======== RAW DATA ========
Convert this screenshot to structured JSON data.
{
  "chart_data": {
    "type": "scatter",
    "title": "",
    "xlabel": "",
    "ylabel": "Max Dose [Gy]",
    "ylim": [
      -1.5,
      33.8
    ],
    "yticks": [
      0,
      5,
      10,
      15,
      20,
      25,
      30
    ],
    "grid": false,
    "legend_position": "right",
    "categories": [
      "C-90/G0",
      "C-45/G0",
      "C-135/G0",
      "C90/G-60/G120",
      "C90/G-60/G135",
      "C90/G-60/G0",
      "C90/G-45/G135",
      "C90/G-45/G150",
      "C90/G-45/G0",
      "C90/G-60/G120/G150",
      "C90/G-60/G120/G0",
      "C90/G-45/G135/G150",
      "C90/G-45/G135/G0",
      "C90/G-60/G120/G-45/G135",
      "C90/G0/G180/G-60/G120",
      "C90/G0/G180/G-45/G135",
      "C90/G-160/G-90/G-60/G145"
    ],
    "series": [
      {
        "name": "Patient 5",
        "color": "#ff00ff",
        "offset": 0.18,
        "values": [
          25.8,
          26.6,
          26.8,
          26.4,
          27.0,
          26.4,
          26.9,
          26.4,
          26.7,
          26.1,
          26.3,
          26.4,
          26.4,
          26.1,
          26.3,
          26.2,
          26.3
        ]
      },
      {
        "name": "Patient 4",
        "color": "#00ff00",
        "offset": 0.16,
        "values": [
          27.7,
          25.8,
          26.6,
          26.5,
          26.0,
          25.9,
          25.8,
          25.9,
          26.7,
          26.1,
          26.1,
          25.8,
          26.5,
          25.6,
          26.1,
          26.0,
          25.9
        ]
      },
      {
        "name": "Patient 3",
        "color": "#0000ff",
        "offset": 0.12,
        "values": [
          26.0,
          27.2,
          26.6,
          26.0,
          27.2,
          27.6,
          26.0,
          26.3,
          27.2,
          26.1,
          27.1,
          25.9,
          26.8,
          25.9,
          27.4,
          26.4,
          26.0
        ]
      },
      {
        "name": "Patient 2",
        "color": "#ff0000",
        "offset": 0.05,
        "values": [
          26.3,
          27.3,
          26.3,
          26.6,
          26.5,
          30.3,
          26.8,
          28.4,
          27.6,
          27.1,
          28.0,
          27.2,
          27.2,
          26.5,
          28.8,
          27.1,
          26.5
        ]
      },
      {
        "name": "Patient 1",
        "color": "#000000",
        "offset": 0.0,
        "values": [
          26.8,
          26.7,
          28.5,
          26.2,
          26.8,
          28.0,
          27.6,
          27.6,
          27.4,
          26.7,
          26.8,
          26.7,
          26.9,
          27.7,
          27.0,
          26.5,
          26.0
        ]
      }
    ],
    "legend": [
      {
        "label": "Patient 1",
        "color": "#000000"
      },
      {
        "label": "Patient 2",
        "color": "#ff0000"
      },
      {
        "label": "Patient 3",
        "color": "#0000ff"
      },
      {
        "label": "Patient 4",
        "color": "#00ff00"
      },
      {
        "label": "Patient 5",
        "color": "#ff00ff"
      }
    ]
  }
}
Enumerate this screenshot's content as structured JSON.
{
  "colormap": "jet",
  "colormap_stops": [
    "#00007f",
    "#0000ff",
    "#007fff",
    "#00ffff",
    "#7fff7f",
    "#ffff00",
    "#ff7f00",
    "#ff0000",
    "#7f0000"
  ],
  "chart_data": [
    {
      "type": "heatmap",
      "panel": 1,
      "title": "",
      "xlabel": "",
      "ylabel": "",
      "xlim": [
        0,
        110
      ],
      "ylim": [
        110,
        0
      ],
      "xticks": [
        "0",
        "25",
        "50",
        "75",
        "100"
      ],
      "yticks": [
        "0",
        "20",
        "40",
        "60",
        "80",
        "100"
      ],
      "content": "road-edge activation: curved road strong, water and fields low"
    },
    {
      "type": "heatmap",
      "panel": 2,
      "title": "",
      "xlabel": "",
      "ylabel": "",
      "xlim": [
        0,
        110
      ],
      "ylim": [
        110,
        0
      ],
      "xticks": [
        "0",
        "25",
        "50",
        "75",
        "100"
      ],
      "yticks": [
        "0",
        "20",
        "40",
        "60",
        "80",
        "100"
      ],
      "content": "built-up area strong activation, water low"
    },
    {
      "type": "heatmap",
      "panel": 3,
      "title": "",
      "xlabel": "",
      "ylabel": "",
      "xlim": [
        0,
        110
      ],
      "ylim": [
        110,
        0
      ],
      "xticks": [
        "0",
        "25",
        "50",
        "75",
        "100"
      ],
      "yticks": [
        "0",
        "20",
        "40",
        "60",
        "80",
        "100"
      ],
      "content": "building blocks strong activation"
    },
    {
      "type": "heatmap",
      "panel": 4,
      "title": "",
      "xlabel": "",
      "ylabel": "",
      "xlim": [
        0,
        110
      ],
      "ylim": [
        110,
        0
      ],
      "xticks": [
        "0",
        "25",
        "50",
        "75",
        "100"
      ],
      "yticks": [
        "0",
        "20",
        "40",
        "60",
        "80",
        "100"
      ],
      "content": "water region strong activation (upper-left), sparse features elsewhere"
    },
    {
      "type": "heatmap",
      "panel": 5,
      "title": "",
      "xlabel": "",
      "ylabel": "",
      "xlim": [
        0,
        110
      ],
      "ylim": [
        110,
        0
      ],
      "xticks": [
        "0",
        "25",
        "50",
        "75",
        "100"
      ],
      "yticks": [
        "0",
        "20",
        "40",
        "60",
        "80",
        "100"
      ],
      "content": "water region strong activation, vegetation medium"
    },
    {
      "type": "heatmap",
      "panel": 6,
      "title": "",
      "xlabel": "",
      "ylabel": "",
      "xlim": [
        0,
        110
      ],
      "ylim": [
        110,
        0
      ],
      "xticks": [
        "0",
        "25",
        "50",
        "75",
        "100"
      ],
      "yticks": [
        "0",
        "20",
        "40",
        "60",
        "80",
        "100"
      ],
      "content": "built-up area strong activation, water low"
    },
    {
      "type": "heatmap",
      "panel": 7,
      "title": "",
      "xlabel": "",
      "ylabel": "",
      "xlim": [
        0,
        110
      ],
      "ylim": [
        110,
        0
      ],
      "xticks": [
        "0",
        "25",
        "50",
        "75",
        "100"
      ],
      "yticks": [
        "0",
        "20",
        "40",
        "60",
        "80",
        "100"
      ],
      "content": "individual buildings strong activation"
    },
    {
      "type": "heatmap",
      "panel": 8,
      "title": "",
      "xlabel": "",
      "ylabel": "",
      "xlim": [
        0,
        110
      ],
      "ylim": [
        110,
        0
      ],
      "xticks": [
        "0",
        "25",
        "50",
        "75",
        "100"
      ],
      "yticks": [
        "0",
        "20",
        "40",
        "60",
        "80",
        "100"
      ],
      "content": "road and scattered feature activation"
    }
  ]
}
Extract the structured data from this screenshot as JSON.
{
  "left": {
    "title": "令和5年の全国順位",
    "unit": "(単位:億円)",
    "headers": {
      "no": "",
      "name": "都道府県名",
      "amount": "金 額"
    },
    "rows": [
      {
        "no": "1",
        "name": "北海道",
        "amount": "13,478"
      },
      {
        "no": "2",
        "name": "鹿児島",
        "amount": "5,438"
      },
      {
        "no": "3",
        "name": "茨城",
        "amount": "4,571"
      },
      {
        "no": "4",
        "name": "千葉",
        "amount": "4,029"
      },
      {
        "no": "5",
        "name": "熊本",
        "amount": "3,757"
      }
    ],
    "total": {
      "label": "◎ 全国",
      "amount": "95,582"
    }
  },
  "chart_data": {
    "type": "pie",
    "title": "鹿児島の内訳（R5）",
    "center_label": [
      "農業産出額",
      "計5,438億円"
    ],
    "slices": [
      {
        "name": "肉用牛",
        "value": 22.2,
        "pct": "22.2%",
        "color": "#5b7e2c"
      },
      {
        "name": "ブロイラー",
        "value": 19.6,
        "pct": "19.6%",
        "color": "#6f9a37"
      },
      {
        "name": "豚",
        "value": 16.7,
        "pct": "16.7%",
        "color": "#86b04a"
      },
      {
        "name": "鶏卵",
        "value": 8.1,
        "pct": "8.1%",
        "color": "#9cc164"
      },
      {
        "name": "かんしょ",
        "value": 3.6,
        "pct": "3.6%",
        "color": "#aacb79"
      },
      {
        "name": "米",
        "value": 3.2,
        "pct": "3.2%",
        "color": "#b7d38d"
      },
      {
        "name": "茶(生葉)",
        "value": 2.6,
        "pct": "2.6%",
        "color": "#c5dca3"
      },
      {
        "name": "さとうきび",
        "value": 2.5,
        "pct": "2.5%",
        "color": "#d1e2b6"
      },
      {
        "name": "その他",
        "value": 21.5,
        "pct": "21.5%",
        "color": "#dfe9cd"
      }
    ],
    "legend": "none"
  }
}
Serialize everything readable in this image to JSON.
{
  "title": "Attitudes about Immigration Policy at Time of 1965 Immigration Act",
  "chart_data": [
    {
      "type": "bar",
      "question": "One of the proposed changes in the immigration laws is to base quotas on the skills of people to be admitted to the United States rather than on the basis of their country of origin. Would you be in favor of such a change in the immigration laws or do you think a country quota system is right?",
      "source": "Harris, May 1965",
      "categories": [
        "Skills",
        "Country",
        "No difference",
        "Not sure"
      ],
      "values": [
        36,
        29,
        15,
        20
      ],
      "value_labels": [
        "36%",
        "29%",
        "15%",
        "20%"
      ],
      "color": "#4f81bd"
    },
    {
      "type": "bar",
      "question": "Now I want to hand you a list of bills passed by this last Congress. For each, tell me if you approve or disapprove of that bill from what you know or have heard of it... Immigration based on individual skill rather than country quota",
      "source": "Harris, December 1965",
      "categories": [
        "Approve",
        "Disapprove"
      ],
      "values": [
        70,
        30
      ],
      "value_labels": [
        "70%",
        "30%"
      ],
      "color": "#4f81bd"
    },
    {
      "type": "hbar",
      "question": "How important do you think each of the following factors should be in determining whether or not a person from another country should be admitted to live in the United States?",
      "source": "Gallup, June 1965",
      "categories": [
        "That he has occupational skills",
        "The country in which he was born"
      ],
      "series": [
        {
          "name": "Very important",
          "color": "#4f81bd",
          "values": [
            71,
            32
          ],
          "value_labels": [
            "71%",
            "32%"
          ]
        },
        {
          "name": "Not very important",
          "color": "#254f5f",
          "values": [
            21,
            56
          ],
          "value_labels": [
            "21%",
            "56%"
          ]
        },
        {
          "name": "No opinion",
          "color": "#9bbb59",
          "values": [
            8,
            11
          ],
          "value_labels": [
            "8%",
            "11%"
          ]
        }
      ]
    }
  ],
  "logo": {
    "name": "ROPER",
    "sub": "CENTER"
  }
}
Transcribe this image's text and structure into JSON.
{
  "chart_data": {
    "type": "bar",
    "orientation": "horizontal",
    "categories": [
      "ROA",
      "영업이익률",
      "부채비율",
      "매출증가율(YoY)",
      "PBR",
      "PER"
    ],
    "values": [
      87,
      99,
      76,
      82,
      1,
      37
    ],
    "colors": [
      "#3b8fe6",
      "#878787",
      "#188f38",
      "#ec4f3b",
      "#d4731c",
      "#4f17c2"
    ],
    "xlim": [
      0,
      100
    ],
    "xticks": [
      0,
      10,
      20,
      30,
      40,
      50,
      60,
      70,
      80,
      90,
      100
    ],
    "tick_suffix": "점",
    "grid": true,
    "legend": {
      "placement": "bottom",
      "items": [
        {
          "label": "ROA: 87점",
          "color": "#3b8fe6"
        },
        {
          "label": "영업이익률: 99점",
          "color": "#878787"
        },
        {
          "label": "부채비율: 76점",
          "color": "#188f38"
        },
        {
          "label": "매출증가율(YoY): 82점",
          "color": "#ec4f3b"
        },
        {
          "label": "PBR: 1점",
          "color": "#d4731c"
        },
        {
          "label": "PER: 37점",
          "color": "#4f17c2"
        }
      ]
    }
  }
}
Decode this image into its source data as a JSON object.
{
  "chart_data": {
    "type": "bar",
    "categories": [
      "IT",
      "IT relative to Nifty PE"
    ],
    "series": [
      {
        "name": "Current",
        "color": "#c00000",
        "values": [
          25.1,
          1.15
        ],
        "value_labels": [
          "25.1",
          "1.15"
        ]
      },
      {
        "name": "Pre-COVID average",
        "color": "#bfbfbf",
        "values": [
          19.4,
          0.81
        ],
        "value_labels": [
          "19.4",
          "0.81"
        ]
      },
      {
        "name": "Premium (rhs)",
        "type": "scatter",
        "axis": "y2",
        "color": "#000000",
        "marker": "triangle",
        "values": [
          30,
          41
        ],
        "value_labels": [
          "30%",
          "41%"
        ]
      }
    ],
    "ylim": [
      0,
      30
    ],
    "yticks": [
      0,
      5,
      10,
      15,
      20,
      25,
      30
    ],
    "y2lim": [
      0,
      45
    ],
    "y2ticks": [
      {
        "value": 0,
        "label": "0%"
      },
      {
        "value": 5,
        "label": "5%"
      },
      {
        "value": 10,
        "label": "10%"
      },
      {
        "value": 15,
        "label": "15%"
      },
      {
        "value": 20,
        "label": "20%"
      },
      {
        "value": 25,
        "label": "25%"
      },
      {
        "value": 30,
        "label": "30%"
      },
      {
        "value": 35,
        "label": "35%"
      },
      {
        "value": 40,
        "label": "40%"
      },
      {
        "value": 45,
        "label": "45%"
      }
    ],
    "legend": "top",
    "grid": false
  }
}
========
→ **WORK TO DO**: State the count of lines that contain the string "rather". Nothing else is needed.

→ **TASK SOLUTION**: 2